** STORED ROWS **
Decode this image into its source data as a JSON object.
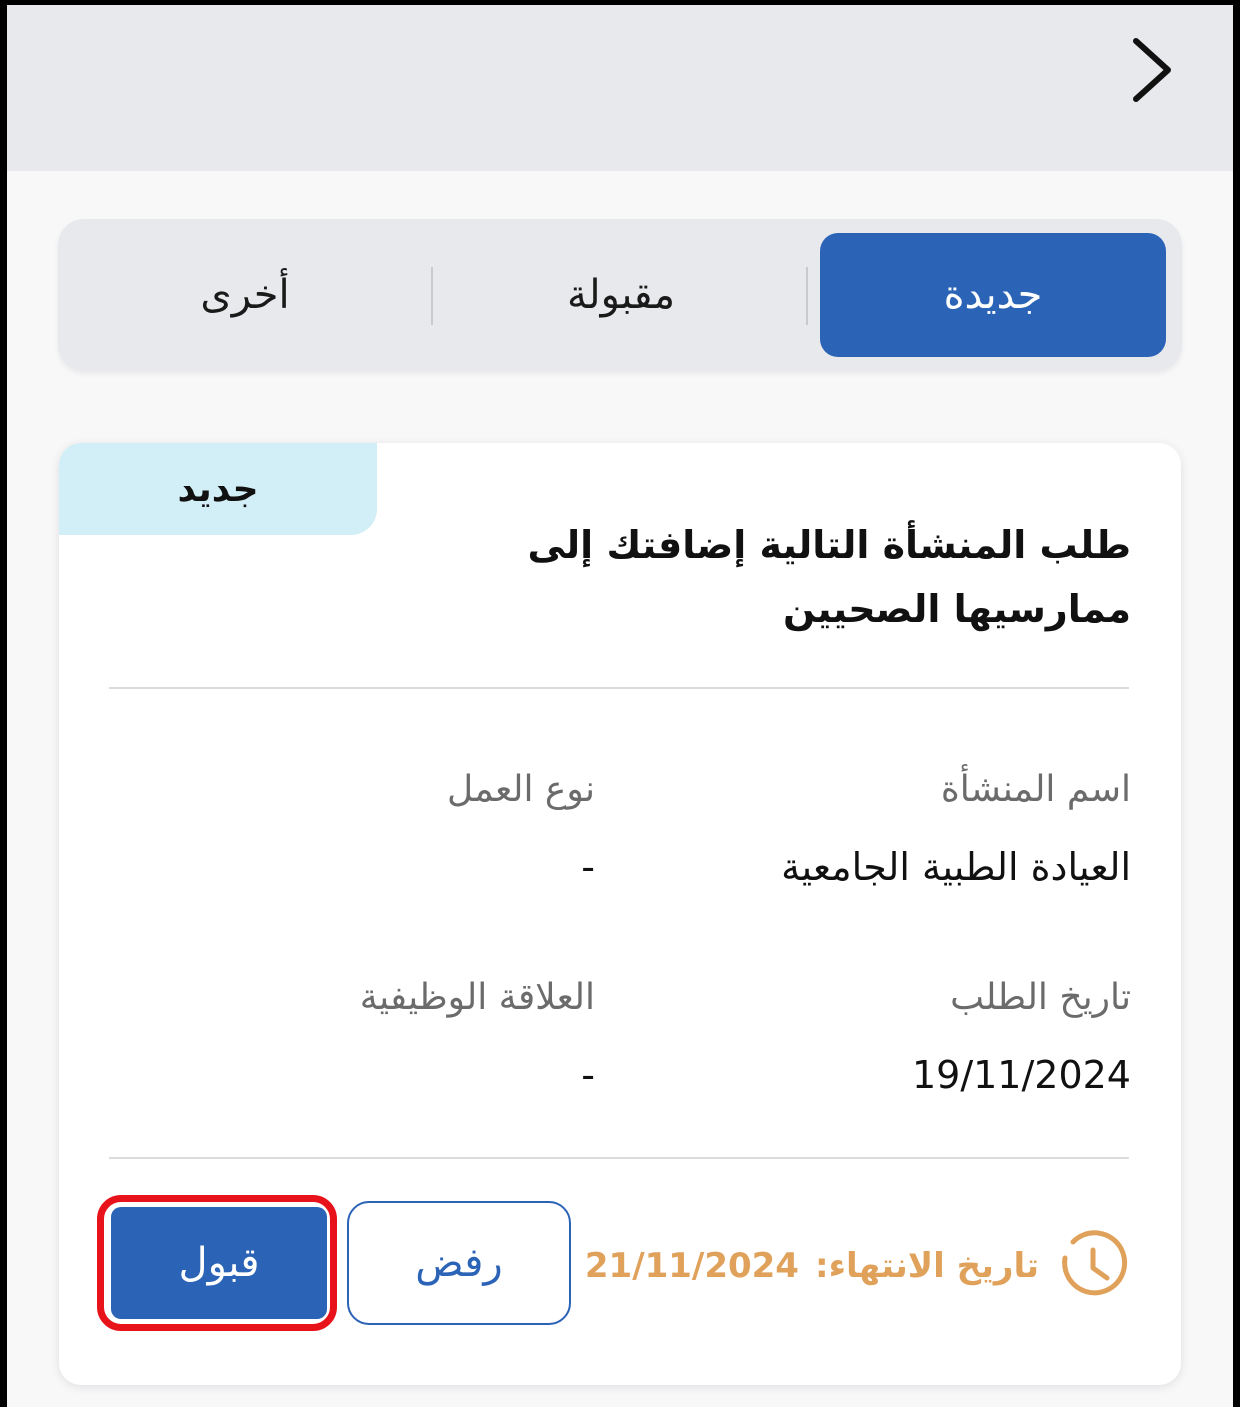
{
  "tabs": [
    {
      "label": "جديدة",
      "active": true
    },
    {
      "label": "مقبولة",
      "active": false
    },
    {
      "label": "أخرى",
      "active": false
    }
  ],
  "card": {
    "badge": "جديد",
    "title": "طلب المنشأة التالية إضافتك إلى ممارسيها الصحيين",
    "fields": {
      "facility_name_label": "اسم المنشأة",
      "facility_name_value": "العيادة الطبية الجامعية",
      "work_type_label": "نوع العمل",
      "work_type_value": "-",
      "request_date_label": "تاريخ الطلب",
      "request_date_value": "19/11/2024",
      "job_relation_label": "العلاقة الوظيفية",
      "job_relation_value": "-"
    },
    "expiry_label": "تاريخ الانتهاء:",
    "expiry_value": "21/11/2024",
    "reject_label": "رفض",
    "accept_label": "قبول"
  },
  "colors": {
    "primary": "#2b63b6",
    "badge_bg": "#d2eef6",
    "expiry": "#e0a15a",
    "highlight": "#e8121a"
  },
  "icons": [
    "chevron-right-icon",
    "clock-icon"
  ]
}
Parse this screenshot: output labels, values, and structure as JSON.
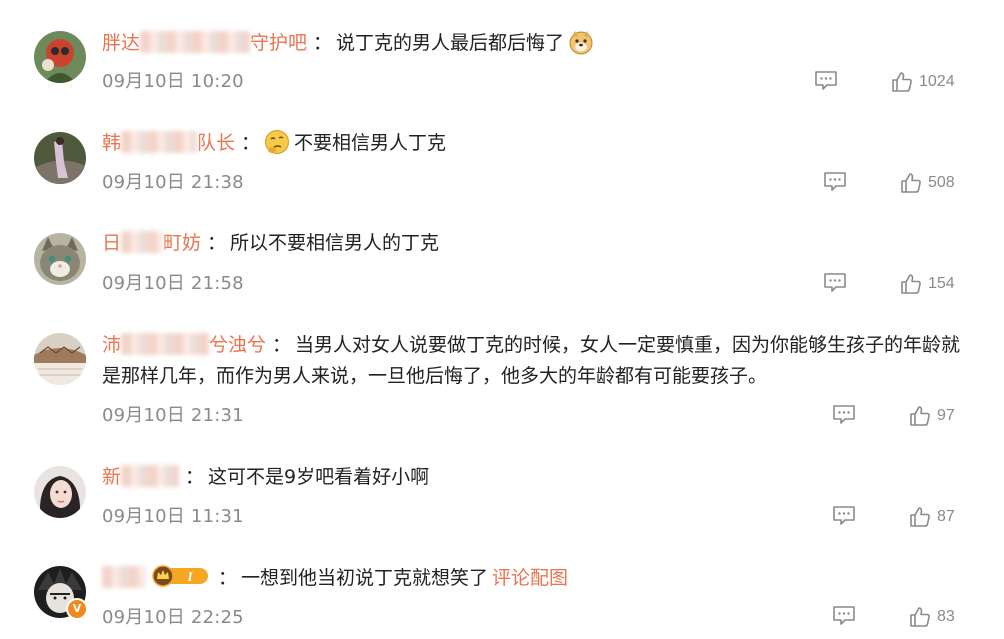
{
  "comments": [
    {
      "user_prefix": "胖达",
      "user_suffix": "守护吧",
      "separator": "：",
      "text": "说丁克的男人最后都后悔了",
      "emoji": "doge-emoji",
      "time": "09月10日 10:20",
      "likes": "1024"
    },
    {
      "user_prefix": "韩",
      "user_suffix": "队长",
      "separator": "：",
      "emoji_before": "thinking-emoji",
      "text": "不要相信男人丁克",
      "time": "09月10日 21:38",
      "likes": "508"
    },
    {
      "user_prefix": "日",
      "user_suffix": "町妨",
      "separator": "：",
      "text": "所以不要相信男人的丁克",
      "time": "09月10日 21:58",
      "likes": "154"
    },
    {
      "user_prefix": "沛",
      "user_suffix": "兮浊兮",
      "separator": "：",
      "text": "当男人对女人说要做丁克的时候，女人一定要慎重，因为你能够生孩子的年龄就是那样几年，而作为男人来说，一旦他后悔了，他多大的年龄都有可能要孩子。",
      "time": "09月10日 21:31",
      "likes": "97"
    },
    {
      "user_prefix": "新",
      "user_suffix": "",
      "separator": "：",
      "text": "这可不是9岁吧看着好小啊",
      "time": "09月10日 11:31",
      "likes": "87"
    },
    {
      "user_prefix": "",
      "user_suffix": "",
      "separator": "：",
      "badge_level": "I",
      "text": "一想到他当初说丁克就想笑了",
      "image_link": "评论配图",
      "verified_mark": "V",
      "time": "09月10日 22:25",
      "likes": "83"
    }
  ],
  "colors": {
    "username": "#eb7350",
    "text": "#222222",
    "meta": "#8a8a8a",
    "icon": "#8a8a8a",
    "verified": "#f08a1e"
  },
  "icons": {
    "reply": "comment-icon",
    "like": "thumbs-up-icon"
  }
}
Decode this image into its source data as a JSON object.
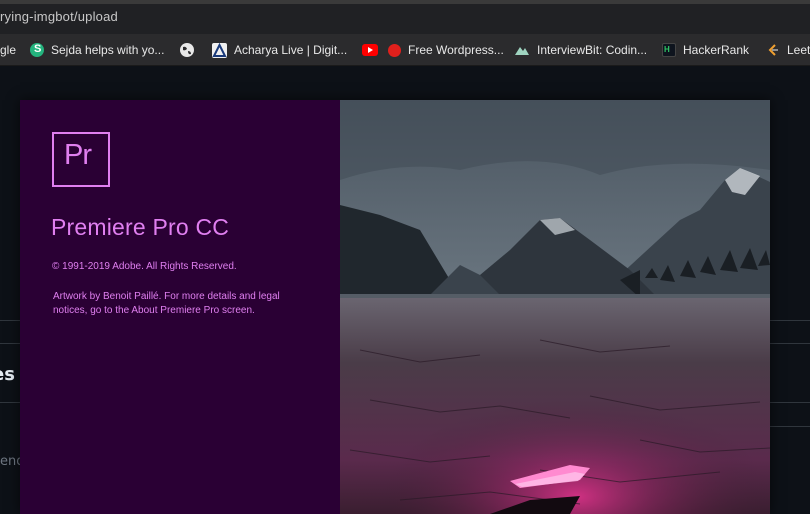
{
  "browser": {
    "url_visible": "rying-imgbot/upload",
    "bookmarks": [
      {
        "label": "gle",
        "icon": "google-icon"
      },
      {
        "label": "Sejda helps with yo...",
        "icon": "sejda-icon"
      },
      {
        "label": "",
        "icon": "globe-icon"
      },
      {
        "label": "Acharya Live | Digit...",
        "icon": "acharya-icon"
      },
      {
        "label": "",
        "icon": "youtube-icon"
      },
      {
        "label": "Free Wordpress...",
        "icon": "red-dot-icon"
      },
      {
        "label": "InterviewBit: Codin...",
        "icon": "interviewbit-icon"
      },
      {
        "label": "HackerRank",
        "icon": "hackerrank-icon"
      },
      {
        "label": "Leet",
        "icon": "leetcode-icon"
      }
    ]
  },
  "page": {
    "heading_fragment": "es",
    "text_fragment": "ende"
  },
  "splash": {
    "logo_text": "Pr",
    "app_name": "Premiere Pro CC",
    "copyright": "© 1991-2019 Adobe. All Rights Reserved.",
    "credits": "Artwork by Benoit Paillé. For more details and legal notices, go to the About Premiere Pro screen.",
    "colors": {
      "panel": "#2a0034",
      "accent": "#e07ff0"
    }
  }
}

** EXERCISE DESCRIPTION **
Report how many lines include the word "emoji". Give nothing but the number.

** RESULT OF THIS TASK **
2